== The data ==

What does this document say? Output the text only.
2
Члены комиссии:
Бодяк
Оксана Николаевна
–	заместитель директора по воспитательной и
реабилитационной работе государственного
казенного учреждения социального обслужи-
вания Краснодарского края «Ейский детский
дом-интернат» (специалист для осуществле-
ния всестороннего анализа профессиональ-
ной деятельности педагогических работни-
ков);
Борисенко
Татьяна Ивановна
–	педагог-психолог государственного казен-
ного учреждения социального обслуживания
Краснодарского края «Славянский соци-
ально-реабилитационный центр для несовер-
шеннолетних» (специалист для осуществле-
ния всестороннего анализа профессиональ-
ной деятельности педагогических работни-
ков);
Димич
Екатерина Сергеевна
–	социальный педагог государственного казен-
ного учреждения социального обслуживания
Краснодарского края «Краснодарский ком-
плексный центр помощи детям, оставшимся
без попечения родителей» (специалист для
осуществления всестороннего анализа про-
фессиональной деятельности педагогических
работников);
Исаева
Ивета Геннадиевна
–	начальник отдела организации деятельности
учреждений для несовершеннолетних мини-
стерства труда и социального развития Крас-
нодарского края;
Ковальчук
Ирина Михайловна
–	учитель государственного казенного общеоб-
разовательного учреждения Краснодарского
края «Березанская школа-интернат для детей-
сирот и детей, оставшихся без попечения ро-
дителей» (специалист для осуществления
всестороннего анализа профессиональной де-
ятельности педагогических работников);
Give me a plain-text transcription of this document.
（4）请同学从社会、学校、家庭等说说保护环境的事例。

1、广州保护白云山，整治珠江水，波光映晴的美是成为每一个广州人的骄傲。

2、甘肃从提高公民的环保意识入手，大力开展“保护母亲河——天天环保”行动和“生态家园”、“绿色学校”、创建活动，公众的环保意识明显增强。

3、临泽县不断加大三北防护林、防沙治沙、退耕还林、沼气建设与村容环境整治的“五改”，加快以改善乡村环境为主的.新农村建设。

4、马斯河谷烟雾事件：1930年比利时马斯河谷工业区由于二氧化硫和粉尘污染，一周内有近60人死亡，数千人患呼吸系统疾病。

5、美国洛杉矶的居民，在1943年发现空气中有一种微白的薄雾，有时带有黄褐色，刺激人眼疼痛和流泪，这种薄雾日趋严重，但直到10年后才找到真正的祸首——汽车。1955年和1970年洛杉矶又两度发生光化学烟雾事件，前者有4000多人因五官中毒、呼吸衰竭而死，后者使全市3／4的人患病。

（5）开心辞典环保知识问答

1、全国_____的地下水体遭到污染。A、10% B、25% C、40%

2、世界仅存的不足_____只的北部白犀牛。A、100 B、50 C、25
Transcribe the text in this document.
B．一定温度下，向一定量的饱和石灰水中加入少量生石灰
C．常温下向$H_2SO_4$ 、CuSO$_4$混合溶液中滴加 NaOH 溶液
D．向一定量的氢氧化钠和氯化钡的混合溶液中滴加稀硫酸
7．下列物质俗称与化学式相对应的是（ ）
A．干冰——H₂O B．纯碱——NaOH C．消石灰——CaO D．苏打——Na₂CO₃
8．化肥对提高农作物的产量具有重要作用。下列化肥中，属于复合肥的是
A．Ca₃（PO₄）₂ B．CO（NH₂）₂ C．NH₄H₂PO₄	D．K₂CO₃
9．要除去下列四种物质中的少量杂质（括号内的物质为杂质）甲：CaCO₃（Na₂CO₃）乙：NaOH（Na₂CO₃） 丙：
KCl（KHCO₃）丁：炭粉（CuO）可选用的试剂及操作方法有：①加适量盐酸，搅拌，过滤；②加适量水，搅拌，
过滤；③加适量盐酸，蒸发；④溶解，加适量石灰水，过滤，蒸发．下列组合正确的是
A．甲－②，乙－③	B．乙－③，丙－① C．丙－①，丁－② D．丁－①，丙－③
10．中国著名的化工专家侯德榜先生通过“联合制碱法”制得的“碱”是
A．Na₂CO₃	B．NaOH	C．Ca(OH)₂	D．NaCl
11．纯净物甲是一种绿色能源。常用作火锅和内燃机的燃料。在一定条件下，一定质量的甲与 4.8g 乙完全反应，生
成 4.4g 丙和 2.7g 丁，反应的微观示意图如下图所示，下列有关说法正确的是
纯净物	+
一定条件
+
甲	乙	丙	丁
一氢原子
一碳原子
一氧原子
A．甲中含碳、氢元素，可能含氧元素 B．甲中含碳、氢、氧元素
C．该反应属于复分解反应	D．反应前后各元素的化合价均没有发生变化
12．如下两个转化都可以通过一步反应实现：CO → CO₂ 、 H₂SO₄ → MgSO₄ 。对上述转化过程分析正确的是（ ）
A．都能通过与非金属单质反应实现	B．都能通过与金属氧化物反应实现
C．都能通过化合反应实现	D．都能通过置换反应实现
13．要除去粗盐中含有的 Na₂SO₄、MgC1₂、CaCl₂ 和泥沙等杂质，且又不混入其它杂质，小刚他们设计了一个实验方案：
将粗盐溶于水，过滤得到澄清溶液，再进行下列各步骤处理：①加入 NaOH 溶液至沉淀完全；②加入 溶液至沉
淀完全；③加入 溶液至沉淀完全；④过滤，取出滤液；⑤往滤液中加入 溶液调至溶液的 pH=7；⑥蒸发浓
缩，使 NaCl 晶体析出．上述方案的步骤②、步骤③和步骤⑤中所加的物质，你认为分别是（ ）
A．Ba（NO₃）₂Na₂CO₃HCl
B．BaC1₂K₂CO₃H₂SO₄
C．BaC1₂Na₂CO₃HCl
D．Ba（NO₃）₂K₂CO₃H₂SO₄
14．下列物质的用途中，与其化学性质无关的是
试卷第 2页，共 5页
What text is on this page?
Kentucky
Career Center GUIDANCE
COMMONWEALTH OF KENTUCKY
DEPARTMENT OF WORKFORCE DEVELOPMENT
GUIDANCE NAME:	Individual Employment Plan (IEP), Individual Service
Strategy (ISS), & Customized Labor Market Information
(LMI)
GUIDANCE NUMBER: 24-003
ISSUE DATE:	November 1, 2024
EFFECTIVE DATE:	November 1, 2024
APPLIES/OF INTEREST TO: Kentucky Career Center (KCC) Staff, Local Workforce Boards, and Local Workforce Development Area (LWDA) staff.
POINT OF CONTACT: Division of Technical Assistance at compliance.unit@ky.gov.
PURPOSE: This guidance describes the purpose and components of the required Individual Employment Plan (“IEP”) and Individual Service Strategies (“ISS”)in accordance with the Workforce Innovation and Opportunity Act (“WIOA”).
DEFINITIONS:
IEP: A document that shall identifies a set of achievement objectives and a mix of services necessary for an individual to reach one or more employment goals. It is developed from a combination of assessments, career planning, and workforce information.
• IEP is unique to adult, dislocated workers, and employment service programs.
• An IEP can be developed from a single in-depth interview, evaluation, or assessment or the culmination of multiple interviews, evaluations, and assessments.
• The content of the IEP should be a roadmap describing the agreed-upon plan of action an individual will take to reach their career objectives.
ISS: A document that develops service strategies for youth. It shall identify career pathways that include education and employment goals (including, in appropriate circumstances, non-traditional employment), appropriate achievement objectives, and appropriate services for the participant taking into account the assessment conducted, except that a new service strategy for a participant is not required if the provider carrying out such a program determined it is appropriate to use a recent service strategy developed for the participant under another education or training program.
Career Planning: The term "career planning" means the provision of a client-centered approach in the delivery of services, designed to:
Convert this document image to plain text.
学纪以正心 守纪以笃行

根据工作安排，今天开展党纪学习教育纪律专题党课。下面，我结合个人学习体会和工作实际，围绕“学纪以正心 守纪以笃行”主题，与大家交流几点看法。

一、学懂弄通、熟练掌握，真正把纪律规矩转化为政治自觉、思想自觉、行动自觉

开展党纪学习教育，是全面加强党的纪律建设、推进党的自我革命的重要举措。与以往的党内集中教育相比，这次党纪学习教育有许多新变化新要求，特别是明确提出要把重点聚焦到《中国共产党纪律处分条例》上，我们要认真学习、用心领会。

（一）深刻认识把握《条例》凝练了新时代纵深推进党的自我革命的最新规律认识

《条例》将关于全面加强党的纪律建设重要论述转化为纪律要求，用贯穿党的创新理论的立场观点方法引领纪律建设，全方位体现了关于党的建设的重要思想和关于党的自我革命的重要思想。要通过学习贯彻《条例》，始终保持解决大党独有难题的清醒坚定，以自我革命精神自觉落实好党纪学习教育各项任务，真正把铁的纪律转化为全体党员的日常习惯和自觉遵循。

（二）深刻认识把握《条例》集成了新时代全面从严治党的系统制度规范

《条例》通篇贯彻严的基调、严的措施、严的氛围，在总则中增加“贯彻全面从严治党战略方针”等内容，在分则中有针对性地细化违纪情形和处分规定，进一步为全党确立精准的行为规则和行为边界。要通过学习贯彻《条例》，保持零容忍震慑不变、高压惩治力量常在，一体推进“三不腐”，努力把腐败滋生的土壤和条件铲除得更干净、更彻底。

===

*Your objective:* Pick out each line containing the string "services" and copy it.

*Solved problem:*
IEP: A document that shall identifies a set of achievement objectives and a mix of services necessary for an individual to reach one or more employment goals. It is developed from a combination of assessments, career planning, and workforce information.
ISS: A document that develops service strategies for youth. It shall identify career pathways that include education and employment goals (including, in appropriate circumstances, non-traditional employment), appropriate achievement objectives, and appropriate services for the participant taking into account the assessment conducted, except that a new service strategy for a participant is not required if the provider carrying out such a program determined it is appropriate to use a recent service strategy developed for the participant under another education or training program.
Career Planning: The term "career planning" means the provision of a client-centered approach in the delivery of services, designed to:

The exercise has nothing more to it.